## Task details
Copy out all the entries exactly.

## Given records

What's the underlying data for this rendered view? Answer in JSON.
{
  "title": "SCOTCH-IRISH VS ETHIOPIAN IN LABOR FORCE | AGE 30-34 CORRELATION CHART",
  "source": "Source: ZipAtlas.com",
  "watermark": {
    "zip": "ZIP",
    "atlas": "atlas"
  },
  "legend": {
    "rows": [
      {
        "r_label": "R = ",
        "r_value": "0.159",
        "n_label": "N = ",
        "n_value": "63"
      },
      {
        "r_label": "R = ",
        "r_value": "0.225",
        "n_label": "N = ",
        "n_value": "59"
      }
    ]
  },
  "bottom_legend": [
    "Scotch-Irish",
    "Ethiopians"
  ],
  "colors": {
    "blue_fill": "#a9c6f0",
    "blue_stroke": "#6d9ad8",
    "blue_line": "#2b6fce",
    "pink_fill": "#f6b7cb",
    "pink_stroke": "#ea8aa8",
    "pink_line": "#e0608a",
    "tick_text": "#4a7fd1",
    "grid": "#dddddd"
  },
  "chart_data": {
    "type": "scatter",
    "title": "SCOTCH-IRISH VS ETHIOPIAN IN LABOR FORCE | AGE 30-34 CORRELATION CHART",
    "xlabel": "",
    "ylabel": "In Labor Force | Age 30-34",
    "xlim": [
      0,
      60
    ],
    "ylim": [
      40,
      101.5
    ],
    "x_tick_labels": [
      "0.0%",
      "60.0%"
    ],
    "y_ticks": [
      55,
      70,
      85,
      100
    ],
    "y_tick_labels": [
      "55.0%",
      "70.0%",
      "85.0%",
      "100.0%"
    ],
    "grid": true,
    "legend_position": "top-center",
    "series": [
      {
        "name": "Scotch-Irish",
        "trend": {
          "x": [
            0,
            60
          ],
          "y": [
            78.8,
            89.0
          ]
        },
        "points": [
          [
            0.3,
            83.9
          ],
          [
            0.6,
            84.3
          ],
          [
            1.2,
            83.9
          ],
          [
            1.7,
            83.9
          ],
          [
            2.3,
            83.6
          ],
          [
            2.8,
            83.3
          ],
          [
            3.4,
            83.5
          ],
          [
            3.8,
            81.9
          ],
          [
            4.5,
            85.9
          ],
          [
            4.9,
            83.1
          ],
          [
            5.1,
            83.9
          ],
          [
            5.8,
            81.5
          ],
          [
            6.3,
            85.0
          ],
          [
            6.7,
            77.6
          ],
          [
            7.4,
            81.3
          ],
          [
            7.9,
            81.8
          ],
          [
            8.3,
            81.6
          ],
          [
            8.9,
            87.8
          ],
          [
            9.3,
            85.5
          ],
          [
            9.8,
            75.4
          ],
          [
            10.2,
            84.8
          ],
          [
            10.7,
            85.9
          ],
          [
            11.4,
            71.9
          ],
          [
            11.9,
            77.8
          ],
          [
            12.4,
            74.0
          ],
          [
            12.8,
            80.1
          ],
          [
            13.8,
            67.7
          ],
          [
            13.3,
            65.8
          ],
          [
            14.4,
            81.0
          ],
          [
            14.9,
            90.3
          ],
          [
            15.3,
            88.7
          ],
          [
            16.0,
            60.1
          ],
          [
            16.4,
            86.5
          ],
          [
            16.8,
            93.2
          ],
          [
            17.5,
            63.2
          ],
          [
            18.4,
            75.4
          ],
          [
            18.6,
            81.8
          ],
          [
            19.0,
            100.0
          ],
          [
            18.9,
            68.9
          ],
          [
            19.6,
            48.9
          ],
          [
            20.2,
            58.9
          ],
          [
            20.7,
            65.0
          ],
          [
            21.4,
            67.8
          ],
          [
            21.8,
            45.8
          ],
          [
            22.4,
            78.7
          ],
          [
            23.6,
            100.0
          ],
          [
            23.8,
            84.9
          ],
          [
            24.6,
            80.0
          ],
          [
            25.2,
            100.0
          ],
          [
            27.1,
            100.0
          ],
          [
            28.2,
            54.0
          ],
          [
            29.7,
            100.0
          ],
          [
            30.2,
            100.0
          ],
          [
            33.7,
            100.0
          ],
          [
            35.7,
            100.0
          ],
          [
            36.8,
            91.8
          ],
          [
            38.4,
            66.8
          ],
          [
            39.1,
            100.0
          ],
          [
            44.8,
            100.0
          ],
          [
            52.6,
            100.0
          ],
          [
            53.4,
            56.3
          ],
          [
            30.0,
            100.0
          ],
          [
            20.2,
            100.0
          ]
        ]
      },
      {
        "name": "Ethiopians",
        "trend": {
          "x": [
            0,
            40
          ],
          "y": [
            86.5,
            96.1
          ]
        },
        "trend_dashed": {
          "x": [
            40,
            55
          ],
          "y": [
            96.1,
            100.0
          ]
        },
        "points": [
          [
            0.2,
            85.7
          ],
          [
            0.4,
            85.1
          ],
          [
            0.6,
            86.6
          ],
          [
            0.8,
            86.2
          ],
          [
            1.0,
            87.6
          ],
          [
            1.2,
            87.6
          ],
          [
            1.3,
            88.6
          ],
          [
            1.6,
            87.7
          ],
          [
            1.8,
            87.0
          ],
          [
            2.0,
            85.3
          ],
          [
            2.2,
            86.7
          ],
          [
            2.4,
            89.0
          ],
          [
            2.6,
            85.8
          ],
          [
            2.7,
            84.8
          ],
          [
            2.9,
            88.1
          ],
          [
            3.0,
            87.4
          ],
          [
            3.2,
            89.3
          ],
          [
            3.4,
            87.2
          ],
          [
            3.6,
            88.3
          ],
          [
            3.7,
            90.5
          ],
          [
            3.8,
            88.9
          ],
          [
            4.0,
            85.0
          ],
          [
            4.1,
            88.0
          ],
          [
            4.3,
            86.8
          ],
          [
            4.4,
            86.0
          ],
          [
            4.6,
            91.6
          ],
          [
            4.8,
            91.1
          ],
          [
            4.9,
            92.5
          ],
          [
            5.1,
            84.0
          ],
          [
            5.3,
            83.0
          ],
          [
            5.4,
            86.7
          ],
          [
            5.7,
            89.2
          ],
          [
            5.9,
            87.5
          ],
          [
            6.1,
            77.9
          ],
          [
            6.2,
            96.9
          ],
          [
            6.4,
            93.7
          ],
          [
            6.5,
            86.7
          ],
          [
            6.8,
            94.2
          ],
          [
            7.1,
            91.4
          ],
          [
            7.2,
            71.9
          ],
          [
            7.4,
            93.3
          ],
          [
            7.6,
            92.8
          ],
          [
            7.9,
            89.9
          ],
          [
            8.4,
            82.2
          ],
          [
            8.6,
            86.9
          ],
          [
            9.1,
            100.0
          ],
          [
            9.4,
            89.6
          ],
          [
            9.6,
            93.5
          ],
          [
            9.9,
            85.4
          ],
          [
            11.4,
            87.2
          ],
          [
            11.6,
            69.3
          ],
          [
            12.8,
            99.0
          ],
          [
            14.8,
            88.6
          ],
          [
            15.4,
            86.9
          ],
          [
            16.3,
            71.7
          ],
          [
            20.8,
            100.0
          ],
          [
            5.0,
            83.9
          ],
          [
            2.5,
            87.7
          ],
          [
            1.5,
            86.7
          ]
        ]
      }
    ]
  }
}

## Response below
What's the underlying data for this rendered view? Answer in JSON.
{
  "title": "SCOTCH-IRISH VS ETHIOPIAN IN LABOR FORCE | AGE 30-34 CORRELATION CHART",
  "source": "Source: ZipAtlas.com",
  "watermark": {
    "zip": "ZIP",
    "atlas": "atlas"
  },
  "legend": {
    "rows": [
      {
        "r_label": "R = ",
        "r_value": "0.159",
        "n_label": "N = ",
        "n_value": "63"
      },
      {
        "r_label": "R = ",
        "r_value": "0.225",
        "n_label": "N = ",
        "n_value": "59"
      }
    ]
  },
  "bottom_legend": [
    "Scotch-Irish",
    "Ethiopians"
  ],
  "colors": {
    "blue_fill": "#a9c6f0",
    "blue_stroke": "#6d9ad8",
    "blue_line": "#2b6fce",
    "pink_fill": "#f6b7cb",
    "pink_stroke": "#ea8aa8",
    "pink_line": "#e0608a",
    "tick_text": "#4a7fd1",
    "grid": "#dddddd"
  },
  "chart_data": {
    "type": "scatter",
    "title": "SCOTCH-IRISH VS ETHIOPIAN IN LABOR FORCE | AGE 30-34 CORRELATION CHART",
    "xlabel": "",
    "ylabel": "In Labor Force | Age 30-34",
    "xlim": [
      0,
      60
    ],
    "ylim": [
      40,
      101.5
    ],
    "x_tick_labels": [
      "0.0%",
      "60.0%"
    ],
    "y_ticks": [
      55,
      70,
      85,
      100
    ],
    "y_tick_labels": [
      "55.0%",
      "70.0%",
      "85.0%",
      "100.0%"
    ],
    "grid": true,
    "legend_position": "top-center",
    "series": [
      {
        "name": "Scotch-Irish",
        "trend": {
          "x": [
            0,
            60
          ],
          "y": [
            78.8,
            89.0
          ]
        },
        "points": [
          [
            0.3,
            83.9
          ],
          [
            0.6,
            84.3
          ],
          [
            1.2,
            83.9
          ],
          [
            1.7,
            83.9
          ],
          [
            2.3,
            83.6
          ],
          [
            2.8,
            83.3
          ],
          [
            3.4,
            83.5
          ],
          [
            3.8,
            81.9
          ],
          [
            4.5,
            85.9
          ],
          [
            4.9,
            83.1
          ],
          [
            5.1,
            83.9
          ],
          [
            5.8,
            81.5
          ],
          [
            6.3,
            85.0
          ],
          [
            6.7,
            77.6
          ],
          [
            7.4,
            81.3
          ],
          [
            7.9,
            81.8
          ],
          [
            8.3,
            81.6
          ],
          [
            8.9,
            87.8
          ],
          [
            9.3,
            85.5
          ],
          [
            9.8,
            75.4
          ],
          [
            10.2,
            84.8
          ],
          [
            10.7,
            85.9
          ],
          [
            11.4,
            71.9
          ],
          [
            11.9,
            77.8
          ],
          [
            12.4,
            74.0
          ],
          [
            12.8,
            80.1
          ],
          [
            13.8,
            67.7
          ],
          [
            13.3,
            65.8
          ],
          [
            14.4,
            81.0
          ],
          [
            14.9,
            90.3
          ],
          [
            15.3,
            88.7
          ],
          [
            16.0,
            60.1
          ],
          [
            16.4,
            86.5
          ],
          [
            16.8,
            93.2
          ],
          [
            17.5,
            63.2
          ],
          [
            18.4,
            75.4
          ],
          [
            18.6,
            81.8
          ],
          [
            19.0,
            100.0
          ],
          [
            18.9,
            68.9
          ],
          [
            19.6,
            48.9
          ],
          [
            20.2,
            58.9
          ],
          [
            20.7,
            65.0
          ],
          [
            21.4,
            67.8
          ],
          [
            21.8,
            45.8
          ],
          [
            22.4,
            78.7
          ],
          [
            23.6,
            100.0
          ],
          [
            23.8,
            84.9
          ],
          [
            24.6,
            80.0
          ],
          [
            25.2,
            100.0
          ],
          [
            27.1,
            100.0
          ],
          [
            28.2,
            54.0
          ],
          [
            29.7,
            100.0
          ],
          [
            30.2,
            100.0
          ],
          [
            33.7,
            100.0
          ],
          [
            35.7,
            100.0
          ],
          [
            36.8,
            91.8
          ],
          [
            38.4,
            66.8
          ],
          [
            39.1,
            100.0
          ],
          [
            44.8,
            100.0
          ],
          [
            52.6,
            100.0
          ],
          [
            53.4,
            56.3
          ],
          [
            30.0,
            100.0
          ],
          [
            20.2,
            100.0
          ]
        ]
      },
      {
        "name": "Ethiopians",
        "trend": {
          "x": [
            0,
            40
          ],
          "y": [
            86.5,
            96.1
          ]
        },
        "trend_dashed": {
          "x": [
            40,
            55
          ],
          "y": [
            96.1,
            100.0
          ]
        },
        "points": [
          [
            0.2,
            85.7
          ],
          [
            0.4,
            85.1
          ],
          [
            0.6,
            86.6
          ],
          [
            0.8,
            86.2
          ],
          [
            1.0,
            87.6
          ],
          [
            1.2,
            87.6
          ],
          [
            1.3,
            88.6
          ],
          [
            1.6,
            87.7
          ],
          [
            1.8,
            87.0
          ],
          [
            2.0,
            85.3
          ],
          [
            2.2,
            86.7
          ],
          [
            2.4,
            89.0
          ],
          [
            2.6,
            85.8
          ],
          [
            2.7,
            84.8
          ],
          [
            2.9,
            88.1
          ],
          [
            3.0,
            87.4
          ],
          [
            3.2,
            89.3
          ],
          [
            3.4,
            87.2
          ],
          [
            3.6,
            88.3
          ],
          [
            3.7,
            90.5
          ],
          [
            3.8,
            88.9
          ],
          [
            4.0,
            85.0
          ],
          [
            4.1,
            88.0
          ],
          [
            4.3,
            86.8
          ],
          [
            4.4,
            86.0
          ],
          [
            4.6,
            91.6
          ],
          [
            4.8,
            91.1
          ],
          [
            4.9,
            92.5
          ],
          [
            5.1,
            84.0
          ],
          [
            5.3,
            83.0
          ],
          [
            5.4,
            86.7
          ],
          [
            5.7,
            89.2
          ],
          [
            5.9,
            87.5
          ],
          [
            6.1,
            77.9
          ],
          [
            6.2,
            96.9
          ],
          [
            6.4,
            93.7
          ],
          [
            6.5,
            86.7
          ],
          [
            6.8,
            94.2
          ],
          [
            7.1,
            91.4
          ],
          [
            7.2,
            71.9
          ],
          [
            7.4,
            93.3
          ],
          [
            7.6,
            92.8
          ],
          [
            7.9,
            89.9
          ],
          [
            8.4,
            82.2
          ],
          [
            8.6,
            86.9
          ],
          [
            9.1,
            100.0
          ],
          [
            9.4,
            89.6
          ],
          [
            9.6,
            93.5
          ],
          [
            9.9,
            85.4
          ],
          [
            11.4,
            87.2
          ],
          [
            11.6,
            69.3
          ],
          [
            12.8,
            99.0
          ],
          [
            14.8,
            88.6
          ],
          [
            15.4,
            86.9
          ],
          [
            16.3,
            71.7
          ],
          [
            20.8,
            100.0
          ],
          [
            5.0,
            83.9
          ],
          [
            2.5,
            87.7
          ],
          [
            1.5,
            86.7
          ]
        ]
      }
    ]
  }
}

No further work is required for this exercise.